Search the records for the word "Boundary" and pick out every line that has it.

[Stored data]
·····
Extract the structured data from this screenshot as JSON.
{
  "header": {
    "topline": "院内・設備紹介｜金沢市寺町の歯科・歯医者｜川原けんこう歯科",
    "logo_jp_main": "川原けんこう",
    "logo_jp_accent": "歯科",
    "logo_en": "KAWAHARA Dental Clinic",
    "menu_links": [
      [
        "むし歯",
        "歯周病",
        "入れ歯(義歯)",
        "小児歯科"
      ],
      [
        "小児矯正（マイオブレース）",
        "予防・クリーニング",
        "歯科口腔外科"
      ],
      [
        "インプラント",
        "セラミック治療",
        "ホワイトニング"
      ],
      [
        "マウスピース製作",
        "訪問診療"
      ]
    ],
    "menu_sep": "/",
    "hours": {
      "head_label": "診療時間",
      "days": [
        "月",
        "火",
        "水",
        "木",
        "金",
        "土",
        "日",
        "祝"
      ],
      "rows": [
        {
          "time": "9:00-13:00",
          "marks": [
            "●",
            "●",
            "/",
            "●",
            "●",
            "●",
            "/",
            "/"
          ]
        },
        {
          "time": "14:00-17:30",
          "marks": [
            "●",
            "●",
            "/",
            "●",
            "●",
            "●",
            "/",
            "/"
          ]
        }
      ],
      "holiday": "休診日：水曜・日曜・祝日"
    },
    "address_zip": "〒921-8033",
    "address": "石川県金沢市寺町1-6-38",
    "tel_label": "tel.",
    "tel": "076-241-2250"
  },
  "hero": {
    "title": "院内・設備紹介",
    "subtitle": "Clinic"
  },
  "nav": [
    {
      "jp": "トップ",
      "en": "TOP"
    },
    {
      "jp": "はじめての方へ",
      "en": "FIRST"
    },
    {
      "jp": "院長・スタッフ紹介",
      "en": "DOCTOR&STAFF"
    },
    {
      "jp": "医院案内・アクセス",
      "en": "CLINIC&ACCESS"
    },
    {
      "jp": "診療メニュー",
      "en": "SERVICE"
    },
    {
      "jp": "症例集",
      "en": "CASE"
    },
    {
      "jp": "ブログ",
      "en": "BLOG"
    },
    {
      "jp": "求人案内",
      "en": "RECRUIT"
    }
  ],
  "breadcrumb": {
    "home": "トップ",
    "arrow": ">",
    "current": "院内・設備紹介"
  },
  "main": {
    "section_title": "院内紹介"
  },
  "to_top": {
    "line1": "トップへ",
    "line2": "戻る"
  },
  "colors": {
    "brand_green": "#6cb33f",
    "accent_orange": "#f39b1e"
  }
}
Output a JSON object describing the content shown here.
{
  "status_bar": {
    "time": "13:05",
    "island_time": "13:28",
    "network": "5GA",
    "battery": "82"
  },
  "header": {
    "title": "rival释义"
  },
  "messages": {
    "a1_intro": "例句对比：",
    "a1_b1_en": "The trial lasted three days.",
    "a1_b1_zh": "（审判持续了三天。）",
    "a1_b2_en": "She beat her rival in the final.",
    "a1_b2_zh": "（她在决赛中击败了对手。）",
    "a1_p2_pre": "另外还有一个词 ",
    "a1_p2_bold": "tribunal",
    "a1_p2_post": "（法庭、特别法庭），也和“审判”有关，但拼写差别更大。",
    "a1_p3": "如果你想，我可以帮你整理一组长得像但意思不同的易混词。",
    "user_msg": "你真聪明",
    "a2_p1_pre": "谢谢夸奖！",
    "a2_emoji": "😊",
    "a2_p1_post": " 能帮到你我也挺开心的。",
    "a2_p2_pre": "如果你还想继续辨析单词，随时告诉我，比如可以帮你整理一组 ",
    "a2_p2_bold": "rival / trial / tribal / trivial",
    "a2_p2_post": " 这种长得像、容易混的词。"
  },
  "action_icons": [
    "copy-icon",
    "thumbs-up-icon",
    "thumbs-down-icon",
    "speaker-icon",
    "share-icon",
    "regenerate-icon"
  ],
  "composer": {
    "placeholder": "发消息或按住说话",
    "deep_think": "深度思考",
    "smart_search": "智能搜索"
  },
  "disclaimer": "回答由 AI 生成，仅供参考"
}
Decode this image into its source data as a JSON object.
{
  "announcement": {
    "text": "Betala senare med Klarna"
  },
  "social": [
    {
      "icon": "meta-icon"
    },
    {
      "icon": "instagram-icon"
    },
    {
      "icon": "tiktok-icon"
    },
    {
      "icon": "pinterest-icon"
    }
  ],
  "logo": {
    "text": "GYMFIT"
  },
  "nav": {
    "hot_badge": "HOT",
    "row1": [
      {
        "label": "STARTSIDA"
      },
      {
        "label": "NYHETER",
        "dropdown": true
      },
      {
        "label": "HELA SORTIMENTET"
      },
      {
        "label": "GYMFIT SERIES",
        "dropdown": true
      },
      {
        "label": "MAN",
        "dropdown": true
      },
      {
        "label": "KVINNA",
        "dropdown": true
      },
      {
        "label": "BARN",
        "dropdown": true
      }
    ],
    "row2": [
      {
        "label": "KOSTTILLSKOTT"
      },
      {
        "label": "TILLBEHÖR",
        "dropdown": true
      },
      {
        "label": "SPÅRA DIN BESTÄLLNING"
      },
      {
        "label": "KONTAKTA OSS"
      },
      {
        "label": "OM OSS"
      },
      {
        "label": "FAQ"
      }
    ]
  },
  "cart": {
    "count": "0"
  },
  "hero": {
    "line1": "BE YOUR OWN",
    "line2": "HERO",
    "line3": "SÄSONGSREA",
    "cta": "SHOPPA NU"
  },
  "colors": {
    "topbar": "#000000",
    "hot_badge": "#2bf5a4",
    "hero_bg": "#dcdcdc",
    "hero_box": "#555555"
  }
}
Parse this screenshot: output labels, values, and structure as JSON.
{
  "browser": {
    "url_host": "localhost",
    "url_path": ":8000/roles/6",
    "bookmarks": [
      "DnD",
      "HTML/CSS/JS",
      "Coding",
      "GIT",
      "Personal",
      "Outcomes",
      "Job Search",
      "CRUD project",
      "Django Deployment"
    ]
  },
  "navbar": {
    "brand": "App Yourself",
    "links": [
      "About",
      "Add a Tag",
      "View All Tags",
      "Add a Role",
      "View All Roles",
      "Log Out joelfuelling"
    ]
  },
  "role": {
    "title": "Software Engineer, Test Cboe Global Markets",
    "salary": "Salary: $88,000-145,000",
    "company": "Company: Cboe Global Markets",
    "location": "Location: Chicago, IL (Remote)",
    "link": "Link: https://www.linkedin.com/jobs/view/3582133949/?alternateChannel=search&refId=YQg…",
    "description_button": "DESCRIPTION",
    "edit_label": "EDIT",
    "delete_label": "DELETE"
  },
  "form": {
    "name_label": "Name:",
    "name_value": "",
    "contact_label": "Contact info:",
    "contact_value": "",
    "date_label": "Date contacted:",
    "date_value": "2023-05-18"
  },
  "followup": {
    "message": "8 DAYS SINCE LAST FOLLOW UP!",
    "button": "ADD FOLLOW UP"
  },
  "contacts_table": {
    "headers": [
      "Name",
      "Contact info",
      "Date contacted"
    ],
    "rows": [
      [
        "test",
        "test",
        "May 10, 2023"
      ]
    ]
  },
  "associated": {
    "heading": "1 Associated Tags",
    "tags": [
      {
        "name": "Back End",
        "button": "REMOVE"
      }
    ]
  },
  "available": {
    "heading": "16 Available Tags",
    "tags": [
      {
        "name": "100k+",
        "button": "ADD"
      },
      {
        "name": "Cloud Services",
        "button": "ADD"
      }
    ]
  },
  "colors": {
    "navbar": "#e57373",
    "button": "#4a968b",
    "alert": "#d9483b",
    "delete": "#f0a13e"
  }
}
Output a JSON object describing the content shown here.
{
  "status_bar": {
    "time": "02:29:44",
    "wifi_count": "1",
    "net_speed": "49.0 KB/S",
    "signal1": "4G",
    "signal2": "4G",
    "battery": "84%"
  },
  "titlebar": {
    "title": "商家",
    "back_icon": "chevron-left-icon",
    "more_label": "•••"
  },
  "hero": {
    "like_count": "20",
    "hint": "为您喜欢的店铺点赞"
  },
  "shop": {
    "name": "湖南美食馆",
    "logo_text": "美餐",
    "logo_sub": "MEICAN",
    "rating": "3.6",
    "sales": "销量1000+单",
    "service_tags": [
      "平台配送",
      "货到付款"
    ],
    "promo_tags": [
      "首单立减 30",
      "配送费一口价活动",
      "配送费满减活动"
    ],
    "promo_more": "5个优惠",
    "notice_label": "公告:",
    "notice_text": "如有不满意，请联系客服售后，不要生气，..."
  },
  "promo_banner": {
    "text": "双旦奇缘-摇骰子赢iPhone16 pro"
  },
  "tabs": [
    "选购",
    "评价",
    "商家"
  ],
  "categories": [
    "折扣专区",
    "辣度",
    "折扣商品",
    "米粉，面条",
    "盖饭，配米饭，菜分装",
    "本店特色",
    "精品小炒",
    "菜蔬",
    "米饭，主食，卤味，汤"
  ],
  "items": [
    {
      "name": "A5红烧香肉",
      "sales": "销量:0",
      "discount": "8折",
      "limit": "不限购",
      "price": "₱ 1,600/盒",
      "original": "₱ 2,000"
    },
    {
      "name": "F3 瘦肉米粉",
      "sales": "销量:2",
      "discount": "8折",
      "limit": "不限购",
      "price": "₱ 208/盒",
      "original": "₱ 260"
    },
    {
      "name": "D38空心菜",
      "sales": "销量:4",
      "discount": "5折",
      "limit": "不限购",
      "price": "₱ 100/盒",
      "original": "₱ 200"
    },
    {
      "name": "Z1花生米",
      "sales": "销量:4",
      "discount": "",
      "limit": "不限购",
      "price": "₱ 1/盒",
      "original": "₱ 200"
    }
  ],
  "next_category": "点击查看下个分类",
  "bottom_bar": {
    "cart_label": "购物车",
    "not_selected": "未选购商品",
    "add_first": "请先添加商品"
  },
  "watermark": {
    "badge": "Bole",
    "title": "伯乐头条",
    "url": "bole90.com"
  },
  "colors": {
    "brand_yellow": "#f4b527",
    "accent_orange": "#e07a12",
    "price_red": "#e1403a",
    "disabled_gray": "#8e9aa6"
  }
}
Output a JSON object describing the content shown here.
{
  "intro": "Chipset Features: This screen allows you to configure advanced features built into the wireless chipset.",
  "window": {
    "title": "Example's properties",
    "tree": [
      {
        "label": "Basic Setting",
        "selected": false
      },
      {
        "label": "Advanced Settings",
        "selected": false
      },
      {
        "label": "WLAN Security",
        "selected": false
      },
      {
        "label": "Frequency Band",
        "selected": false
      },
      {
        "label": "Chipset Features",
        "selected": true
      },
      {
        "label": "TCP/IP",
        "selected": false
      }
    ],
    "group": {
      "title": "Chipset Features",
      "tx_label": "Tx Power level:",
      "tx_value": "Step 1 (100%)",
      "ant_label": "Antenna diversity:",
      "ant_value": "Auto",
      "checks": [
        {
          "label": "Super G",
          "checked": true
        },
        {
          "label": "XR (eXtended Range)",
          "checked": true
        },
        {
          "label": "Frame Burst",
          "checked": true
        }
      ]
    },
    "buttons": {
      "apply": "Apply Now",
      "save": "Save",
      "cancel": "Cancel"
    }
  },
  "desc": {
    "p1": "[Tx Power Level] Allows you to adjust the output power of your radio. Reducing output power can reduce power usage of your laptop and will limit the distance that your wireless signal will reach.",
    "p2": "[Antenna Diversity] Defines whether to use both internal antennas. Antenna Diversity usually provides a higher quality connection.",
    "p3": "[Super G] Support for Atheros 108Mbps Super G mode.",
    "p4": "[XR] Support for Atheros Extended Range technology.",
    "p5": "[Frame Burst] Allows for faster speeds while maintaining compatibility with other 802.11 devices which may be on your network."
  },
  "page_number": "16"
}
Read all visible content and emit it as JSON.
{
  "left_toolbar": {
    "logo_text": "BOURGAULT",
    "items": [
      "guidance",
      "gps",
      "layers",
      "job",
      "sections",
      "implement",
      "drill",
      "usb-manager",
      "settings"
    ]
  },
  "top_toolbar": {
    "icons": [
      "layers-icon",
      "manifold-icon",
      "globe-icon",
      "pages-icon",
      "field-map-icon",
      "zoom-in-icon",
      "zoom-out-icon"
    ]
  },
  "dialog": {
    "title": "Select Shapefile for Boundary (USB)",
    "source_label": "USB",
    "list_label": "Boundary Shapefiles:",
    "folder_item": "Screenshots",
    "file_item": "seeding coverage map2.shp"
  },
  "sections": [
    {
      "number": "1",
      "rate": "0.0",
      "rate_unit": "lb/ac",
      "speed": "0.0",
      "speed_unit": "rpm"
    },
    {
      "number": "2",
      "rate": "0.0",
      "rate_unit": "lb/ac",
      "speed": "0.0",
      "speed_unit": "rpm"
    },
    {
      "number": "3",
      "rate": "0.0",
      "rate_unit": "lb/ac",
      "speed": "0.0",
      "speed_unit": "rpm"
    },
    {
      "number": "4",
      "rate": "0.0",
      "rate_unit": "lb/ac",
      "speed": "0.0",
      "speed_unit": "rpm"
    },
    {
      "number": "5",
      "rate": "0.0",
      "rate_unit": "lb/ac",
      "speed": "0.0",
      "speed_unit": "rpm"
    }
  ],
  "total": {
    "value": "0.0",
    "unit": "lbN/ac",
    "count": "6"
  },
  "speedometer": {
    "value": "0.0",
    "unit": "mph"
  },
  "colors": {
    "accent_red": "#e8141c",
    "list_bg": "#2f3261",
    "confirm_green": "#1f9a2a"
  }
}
·····
- _Result_
    "title": "Select Shapefile for Boundary (USB)",
    "list_label": "Boundary Shapefiles:",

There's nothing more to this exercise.